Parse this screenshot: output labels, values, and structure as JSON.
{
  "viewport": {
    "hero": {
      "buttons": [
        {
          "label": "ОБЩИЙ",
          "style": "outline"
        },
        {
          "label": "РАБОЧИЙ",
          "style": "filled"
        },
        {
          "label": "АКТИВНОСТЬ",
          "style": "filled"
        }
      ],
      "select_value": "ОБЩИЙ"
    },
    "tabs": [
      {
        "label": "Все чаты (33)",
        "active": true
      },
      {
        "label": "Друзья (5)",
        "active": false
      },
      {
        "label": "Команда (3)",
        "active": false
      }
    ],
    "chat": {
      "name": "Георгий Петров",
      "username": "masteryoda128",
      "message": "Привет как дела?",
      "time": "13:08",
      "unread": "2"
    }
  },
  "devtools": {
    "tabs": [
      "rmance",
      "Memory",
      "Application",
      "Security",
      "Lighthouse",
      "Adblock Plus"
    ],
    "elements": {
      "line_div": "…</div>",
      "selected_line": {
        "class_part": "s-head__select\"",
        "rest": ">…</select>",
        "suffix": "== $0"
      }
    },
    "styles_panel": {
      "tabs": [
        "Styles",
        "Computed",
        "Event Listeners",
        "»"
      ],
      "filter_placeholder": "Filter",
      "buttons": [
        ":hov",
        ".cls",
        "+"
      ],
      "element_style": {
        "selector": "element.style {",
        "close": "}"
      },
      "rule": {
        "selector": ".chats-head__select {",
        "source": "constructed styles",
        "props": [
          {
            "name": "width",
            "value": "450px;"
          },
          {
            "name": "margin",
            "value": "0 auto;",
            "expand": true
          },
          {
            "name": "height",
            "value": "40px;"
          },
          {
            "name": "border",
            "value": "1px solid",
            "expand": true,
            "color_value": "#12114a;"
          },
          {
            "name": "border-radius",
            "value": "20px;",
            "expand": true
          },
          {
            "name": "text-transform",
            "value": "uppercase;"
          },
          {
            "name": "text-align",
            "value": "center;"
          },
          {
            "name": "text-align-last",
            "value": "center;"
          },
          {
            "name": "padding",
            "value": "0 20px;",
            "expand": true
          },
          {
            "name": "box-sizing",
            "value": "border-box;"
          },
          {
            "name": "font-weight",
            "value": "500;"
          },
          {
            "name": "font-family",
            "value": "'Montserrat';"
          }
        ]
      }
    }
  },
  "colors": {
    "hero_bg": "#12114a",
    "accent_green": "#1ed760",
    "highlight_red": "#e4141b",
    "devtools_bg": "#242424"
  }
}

■ Task brief
Retype all the records, matching them exactly.

■ Solution to the exercise
Parse this screenshot: output labels, values, and structure as JSON.
{
  "viewport": {
    "hero": {
      "buttons": [
        {
          "label": "ОБЩИЙ",
          "style": "outline"
        },
        {
          "label": "РАБОЧИЙ",
          "style": "filled"
        },
        {
          "label": "АКТИВНОСТЬ",
          "style": "filled"
        }
      ],
      "select_value": "ОБЩИЙ"
    },
    "tabs": [
      {
        "label": "Все чаты (33)",
        "active": true
      },
      {
        "label": "Друзья (5)",
        "active": false
      },
      {
        "label": "Команда (3)",
        "active": false
      }
    ],
    "chat": {
      "name": "Георгий Петров",
      "username": "masteryoda128",
      "message": "Привет как дела?",
      "time": "13:08",
      "unread": "2"
    }
  },
  "devtools": {
    "tabs": [
      "rmance",
      "Memory",
      "Application",
      "Security",
      "Lighthouse",
      "Adblock Plus"
    ],
    "elements": {
      "line_div": "…</div>",
      "selected_line": {
        "class_part": "s-head__select\"",
        "rest": ">…</select>",
        "suffix": "== $0"
      }
    },
    "styles_panel": {
      "tabs": [
        "Styles",
        "Computed",
        "Event Listeners",
        "»"
      ],
      "filter_placeholder": "Filter",
      "buttons": [
        ":hov",
        ".cls",
        "+"
      ],
      "element_style": {
        "selector": "element.style {",
        "close": "}"
      },
      "rule": {
        "selector": ".chats-head__select {",
        "source": "constructed styles",
        "props": [
          {
            "name": "width",
            "value": "450px;"
          },
          {
            "name": "margin",
            "value": "0 auto;",
            "expand": true
          },
          {
            "name": "height",
            "value": "40px;"
          },
          {
            "name": "border",
            "value": "1px solid",
            "expand": true,
            "color_value": "#12114a;"
          },
          {
            "name": "border-radius",
            "value": "20px;",
            "expand": true
          },
          {
            "name": "text-transform",
            "value": "uppercase;"
          },
          {
            "name": "text-align",
            "value": "center;"
          },
          {
            "name": "text-align-last",
            "value": "center;"
          },
          {
            "name": "padding",
            "value": "0 20px;",
            "expand": true
          },
          {
            "name": "box-sizing",
            "value": "border-box;"
          },
          {
            "name": "font-weight",
            "value": "500;"
          },
          {
            "name": "font-family",
            "value": "'Montserrat';"
          }
        ]
      }
    }
  },
  "colors": {
    "hero_bg": "#12114a",
    "accent_green": "#1ed760",
    "highlight_red": "#e4141b",
    "devtools_bg": "#242424"
  }
}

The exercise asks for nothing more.